═════ Texte à examiner ═════
CHANSON. Jean Guidoni. La Pointe rouge. (Wagram/Disques Office)

«Jamais vous ne croiriez en moi/Je dansais en équilibre/Dans la marge de vos pensées/Je voulais que vous m'aimiez». En traitillé mais les traits pas du tout tirés, Jean Guidoni revient dans «Seul» sur trente ans d'un parcours souvent sulfureux. Dans cette chanson extraite de son nouvel album équilibriste et tendu, La Pointe rouge, difficile de ne pas voir des allusions au début des années 80. Moment charnière qui marque le réel départ artistique d'un chanteur évoquant alors sans fard l'homosexualité tout cuir, la pornographie, la nécrophilie.

Un répertoire des marges avec relents de sexe et de mort qu'en scène, grimé de blanc et vêtu de noir, il interprète dans des scénographies interlopes héritées des atmosphères cabarets du Berlin des années 1920. Ange et démon, le natif de Toulon d'origine corse provoque en confiant crûment angoisses et blessures dans des chansons en forme de quête identitaire qui bouleversent les codes d'une variété à la vacuité ronronnante. Ingrid Caven, Fassbinder et Kurt Weil auront ainsi agi pour Guidoni comme un détonateur. Les ambiances noires et enfumées, les travestissements du corps et des sentiments font diaboliquement écho et sens dans l'esprit et le cœur de Guidoni. Elevé à Marseille, il a été coiffeur et a surtout fréquenté les petites frappes et prostituées des quartiers chauds de la cité phocéenne.

Reste qu'aujourd'hui, à 55 ans, l'auteur et interprète délaisse les tons blafards et les bas résilles qui habillaient son riche répertoire des années 80 et 90 dès l'album Je marche dans les villes (Prix de l'Académie Charles Cros, 1981). La Pointe rouge, nom d'une plage du sud de Marseille, caresse ainsi les souvenirs sans s'y appesantir. Les chansons poursuivent en quelque sorte le virage intimiste pris par Trapèze il y a trois ans. Où Guidoni, après avoir murmuré «Je reviens de loin», plongeait dans une évocatrice obscurité sonore orchestrée par Edith Fambuena (ex-Valentins) tout en chroniquant l'introspection, la solitude, l'errance sur des textes signés essentiellement des écrivains Marie Nimier et Jean Rouaud.
═════ Données fournies ═════
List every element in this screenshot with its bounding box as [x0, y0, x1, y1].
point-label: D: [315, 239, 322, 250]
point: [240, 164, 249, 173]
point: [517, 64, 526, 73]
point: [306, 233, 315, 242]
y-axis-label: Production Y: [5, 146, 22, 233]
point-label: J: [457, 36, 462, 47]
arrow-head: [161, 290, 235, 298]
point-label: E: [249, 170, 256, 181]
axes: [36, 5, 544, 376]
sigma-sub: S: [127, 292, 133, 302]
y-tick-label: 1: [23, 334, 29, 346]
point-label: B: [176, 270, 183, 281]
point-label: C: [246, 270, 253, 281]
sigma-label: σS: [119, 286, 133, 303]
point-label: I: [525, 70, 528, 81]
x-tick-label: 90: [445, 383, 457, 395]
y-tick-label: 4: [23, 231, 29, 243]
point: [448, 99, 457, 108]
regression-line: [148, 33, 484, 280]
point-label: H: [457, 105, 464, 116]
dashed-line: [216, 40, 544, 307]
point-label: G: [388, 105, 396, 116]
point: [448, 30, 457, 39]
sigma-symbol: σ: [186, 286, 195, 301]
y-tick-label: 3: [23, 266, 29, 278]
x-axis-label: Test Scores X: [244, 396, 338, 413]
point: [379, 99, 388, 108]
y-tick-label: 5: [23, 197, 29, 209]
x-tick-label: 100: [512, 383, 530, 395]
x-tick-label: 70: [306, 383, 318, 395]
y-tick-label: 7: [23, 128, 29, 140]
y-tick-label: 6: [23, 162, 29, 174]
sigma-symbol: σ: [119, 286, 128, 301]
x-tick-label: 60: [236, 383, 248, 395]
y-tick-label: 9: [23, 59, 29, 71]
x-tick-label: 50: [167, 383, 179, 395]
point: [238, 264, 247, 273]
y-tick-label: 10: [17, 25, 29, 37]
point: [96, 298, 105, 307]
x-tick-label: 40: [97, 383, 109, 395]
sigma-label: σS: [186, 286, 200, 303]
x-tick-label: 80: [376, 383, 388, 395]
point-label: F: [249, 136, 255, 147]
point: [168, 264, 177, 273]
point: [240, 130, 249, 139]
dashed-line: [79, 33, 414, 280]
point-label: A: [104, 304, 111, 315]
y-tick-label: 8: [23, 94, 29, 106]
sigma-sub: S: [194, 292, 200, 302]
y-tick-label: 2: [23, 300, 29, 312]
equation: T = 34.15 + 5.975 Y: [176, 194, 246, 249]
═════
» **Énoncé**:
Répondez brièvement aux questions suivantes sur l'article consacré à Jean Guidoni.
1. Dans quelle chanson Jean Guidoni revient-il sur trente ans de parcours ?
2. Quel métier Guidoni a-t-il exercé à Marseille ?
3. À quoi correspond le nom « La Pointe rouge » ?

» **Résultat**:
1. Dans « Seul ».
2. Il a été coiffeur.
3. C'est le nom d'une plage du sud de Marseille.